■ **Do this**
Look for the string "JSON" in every line, and copy each line that has it.

[A block of data]
######

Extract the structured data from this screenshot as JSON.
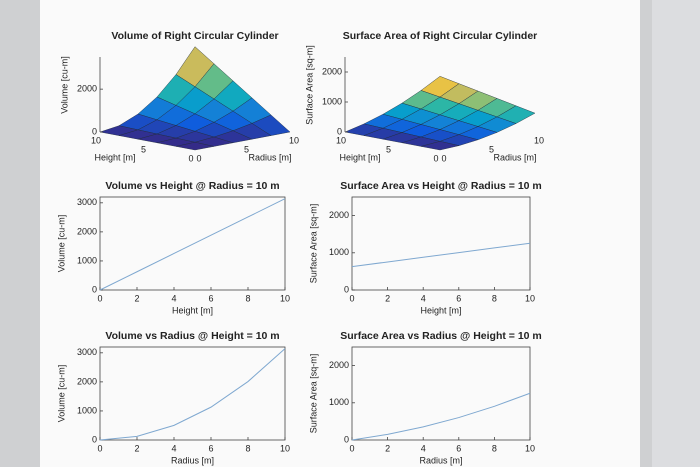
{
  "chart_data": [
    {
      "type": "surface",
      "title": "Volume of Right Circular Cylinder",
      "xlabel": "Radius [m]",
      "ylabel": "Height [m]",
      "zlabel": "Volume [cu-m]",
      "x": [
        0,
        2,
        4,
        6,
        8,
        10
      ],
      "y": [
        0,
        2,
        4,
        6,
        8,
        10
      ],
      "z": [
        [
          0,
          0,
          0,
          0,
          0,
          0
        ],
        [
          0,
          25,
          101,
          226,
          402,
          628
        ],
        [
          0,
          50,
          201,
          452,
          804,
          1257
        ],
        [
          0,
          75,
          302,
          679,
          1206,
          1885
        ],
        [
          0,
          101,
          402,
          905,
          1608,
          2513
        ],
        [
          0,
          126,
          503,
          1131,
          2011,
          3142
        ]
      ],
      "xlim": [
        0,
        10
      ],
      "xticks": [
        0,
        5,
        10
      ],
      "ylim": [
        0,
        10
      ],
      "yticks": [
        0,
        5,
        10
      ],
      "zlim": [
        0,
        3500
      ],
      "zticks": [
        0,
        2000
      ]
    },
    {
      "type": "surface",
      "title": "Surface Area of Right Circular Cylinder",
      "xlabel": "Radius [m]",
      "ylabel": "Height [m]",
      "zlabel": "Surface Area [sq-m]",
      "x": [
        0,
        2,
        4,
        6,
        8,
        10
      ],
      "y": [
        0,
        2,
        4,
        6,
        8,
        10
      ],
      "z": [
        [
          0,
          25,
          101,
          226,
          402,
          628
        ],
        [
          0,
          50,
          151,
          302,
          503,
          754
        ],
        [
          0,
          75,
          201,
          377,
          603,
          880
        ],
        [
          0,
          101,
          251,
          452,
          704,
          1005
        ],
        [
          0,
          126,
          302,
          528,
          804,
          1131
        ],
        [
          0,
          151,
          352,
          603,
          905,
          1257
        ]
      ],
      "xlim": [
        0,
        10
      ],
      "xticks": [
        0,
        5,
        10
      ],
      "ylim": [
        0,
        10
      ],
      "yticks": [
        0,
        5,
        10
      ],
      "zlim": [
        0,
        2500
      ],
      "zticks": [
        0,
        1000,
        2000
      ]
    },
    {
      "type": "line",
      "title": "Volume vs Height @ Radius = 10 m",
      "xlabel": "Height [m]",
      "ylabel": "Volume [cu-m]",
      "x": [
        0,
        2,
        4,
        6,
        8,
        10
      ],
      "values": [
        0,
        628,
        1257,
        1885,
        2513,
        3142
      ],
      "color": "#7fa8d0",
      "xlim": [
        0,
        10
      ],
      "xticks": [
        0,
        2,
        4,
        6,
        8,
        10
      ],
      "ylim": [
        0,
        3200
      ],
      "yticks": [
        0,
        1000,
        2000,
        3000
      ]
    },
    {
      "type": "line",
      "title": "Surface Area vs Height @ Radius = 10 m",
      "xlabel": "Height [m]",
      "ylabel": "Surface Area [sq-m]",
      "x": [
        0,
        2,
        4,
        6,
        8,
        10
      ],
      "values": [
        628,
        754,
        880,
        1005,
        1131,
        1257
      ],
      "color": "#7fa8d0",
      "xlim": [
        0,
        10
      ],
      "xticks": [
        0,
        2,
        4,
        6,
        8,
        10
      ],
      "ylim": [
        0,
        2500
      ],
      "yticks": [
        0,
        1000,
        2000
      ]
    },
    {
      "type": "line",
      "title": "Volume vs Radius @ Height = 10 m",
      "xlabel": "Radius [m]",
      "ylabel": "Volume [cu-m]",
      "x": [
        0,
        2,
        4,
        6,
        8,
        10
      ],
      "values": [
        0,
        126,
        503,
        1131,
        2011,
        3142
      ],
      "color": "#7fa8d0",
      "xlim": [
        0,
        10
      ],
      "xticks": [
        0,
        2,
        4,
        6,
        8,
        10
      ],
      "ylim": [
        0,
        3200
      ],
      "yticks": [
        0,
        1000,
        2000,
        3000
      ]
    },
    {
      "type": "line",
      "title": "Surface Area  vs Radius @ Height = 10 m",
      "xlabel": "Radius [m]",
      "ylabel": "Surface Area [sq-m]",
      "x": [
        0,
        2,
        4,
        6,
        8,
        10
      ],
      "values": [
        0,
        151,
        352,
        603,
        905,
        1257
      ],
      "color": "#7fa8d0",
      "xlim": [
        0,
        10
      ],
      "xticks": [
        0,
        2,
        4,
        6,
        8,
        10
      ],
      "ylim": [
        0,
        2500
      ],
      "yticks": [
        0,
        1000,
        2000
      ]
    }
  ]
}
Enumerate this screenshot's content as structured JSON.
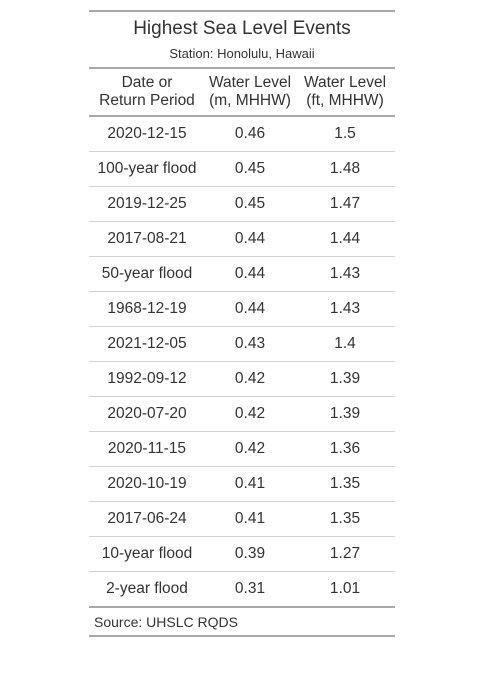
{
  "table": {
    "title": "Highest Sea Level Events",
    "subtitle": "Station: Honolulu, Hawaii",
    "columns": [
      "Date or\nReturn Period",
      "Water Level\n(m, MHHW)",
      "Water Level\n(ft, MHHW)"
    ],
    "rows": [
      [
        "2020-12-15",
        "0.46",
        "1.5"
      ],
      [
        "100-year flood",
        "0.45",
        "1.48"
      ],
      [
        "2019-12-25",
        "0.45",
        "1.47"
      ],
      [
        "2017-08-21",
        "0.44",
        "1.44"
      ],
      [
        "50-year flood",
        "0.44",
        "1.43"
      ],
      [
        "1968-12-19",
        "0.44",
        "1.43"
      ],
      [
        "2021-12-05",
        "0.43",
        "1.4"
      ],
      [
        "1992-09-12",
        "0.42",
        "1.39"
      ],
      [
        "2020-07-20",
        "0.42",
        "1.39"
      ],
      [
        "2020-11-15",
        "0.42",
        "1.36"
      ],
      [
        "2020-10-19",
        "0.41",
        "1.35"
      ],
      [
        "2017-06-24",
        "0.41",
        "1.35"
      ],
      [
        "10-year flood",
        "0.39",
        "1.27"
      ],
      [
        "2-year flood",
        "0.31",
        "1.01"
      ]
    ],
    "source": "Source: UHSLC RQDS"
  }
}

######

■ **Exercise solution**
Extract the structured data from this screenshot as JSON.
Enumerate this screenshot's content as structured JSON.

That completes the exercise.